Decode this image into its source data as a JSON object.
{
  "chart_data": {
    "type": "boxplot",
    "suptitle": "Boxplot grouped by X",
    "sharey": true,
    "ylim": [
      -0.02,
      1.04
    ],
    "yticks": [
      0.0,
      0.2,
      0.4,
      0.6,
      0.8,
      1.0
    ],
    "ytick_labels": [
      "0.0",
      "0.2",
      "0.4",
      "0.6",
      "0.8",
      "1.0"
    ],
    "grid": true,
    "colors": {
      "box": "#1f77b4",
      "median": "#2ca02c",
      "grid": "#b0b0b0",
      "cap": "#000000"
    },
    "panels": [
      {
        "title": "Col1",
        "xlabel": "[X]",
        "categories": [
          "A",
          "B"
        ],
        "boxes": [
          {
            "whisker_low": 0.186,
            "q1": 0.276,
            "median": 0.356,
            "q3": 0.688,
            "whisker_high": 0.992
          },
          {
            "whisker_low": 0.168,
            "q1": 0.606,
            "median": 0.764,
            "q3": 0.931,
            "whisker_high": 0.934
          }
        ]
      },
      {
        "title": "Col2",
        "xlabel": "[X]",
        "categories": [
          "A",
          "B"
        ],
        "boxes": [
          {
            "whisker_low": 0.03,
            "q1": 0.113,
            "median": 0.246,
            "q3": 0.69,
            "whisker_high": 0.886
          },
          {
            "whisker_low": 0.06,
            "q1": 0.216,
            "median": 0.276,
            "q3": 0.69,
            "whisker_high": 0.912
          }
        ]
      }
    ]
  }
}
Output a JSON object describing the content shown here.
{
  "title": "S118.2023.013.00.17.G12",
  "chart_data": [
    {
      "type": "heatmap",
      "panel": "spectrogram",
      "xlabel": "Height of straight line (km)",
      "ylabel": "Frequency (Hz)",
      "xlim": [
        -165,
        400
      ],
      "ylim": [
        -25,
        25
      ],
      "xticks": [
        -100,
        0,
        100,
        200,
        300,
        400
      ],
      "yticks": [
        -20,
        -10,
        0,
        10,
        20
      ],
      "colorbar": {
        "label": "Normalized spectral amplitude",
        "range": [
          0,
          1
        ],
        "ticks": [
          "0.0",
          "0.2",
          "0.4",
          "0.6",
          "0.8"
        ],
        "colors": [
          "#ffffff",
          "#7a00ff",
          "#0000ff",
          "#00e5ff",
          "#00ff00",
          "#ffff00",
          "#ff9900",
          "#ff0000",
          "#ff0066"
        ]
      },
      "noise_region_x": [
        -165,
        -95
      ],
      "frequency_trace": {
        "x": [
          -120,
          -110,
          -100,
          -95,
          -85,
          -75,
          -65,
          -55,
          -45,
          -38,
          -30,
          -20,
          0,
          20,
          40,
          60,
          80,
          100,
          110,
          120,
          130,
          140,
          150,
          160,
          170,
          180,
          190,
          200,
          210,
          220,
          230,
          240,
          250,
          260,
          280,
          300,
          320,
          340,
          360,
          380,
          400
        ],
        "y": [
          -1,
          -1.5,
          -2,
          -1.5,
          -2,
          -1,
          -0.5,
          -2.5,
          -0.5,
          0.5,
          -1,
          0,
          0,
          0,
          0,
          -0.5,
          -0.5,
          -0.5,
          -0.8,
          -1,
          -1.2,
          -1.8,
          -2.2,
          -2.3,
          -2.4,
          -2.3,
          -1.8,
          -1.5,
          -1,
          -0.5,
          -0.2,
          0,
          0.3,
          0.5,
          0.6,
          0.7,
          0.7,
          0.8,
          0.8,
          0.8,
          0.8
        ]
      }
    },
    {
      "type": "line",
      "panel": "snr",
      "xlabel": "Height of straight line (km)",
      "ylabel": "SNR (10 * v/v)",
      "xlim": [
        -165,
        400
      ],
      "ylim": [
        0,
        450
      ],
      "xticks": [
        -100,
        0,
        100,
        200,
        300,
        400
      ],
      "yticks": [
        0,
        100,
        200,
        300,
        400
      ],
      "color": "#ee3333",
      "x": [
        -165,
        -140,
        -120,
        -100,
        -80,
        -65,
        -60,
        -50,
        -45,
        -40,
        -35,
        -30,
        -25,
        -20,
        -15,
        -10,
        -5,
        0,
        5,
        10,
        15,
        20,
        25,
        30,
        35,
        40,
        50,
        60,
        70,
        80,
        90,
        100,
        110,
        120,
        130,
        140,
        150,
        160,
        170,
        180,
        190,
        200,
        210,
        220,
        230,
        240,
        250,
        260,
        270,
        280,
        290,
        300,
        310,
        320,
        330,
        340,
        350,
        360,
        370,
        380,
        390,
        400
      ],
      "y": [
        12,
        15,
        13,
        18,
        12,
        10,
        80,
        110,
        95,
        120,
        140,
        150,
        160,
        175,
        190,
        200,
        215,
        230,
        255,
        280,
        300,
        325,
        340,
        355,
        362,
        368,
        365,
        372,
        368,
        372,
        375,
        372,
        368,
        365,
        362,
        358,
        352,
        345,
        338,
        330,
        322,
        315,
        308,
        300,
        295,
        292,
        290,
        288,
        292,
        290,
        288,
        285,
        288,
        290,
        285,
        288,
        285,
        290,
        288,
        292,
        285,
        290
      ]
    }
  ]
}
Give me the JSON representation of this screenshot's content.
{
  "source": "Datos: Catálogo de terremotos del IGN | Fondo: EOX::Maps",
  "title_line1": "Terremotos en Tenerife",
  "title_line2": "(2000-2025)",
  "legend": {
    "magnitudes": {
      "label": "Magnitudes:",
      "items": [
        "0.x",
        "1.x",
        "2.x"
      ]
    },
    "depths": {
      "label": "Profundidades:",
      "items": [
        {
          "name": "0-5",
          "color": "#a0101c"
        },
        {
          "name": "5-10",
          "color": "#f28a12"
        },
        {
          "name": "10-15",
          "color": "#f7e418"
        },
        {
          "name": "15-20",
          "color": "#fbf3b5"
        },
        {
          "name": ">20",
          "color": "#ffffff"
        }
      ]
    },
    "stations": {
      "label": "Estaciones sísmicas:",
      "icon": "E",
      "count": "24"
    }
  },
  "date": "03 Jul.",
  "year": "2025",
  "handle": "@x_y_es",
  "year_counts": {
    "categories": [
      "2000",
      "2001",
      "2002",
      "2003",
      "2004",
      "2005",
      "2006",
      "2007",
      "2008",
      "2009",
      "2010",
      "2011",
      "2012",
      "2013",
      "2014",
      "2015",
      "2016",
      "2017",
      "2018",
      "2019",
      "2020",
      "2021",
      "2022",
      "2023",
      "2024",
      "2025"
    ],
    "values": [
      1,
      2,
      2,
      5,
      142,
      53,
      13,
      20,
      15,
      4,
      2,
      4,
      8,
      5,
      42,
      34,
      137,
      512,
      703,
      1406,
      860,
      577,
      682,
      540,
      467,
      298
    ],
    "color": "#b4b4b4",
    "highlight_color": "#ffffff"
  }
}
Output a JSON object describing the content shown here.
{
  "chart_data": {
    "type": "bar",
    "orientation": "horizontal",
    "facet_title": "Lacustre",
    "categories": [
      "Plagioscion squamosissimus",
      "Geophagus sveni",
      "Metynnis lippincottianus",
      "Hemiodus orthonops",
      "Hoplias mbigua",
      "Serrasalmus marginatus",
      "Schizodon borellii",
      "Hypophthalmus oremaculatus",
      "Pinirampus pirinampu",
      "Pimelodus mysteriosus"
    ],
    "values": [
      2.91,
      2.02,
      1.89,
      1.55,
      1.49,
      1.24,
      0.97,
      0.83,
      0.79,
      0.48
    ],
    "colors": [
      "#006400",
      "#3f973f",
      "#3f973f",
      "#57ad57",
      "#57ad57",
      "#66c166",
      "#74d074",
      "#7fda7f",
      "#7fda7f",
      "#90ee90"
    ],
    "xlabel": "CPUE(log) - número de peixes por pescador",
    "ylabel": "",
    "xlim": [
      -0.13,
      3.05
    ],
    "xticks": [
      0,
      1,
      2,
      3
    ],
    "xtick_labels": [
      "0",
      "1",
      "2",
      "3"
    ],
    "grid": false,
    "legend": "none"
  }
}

▸ **TASK OBJECTIVE**:
Across the data above, how many lines include the word "source"? Give only the count.

▸ **EXERCISE RESULT**:
2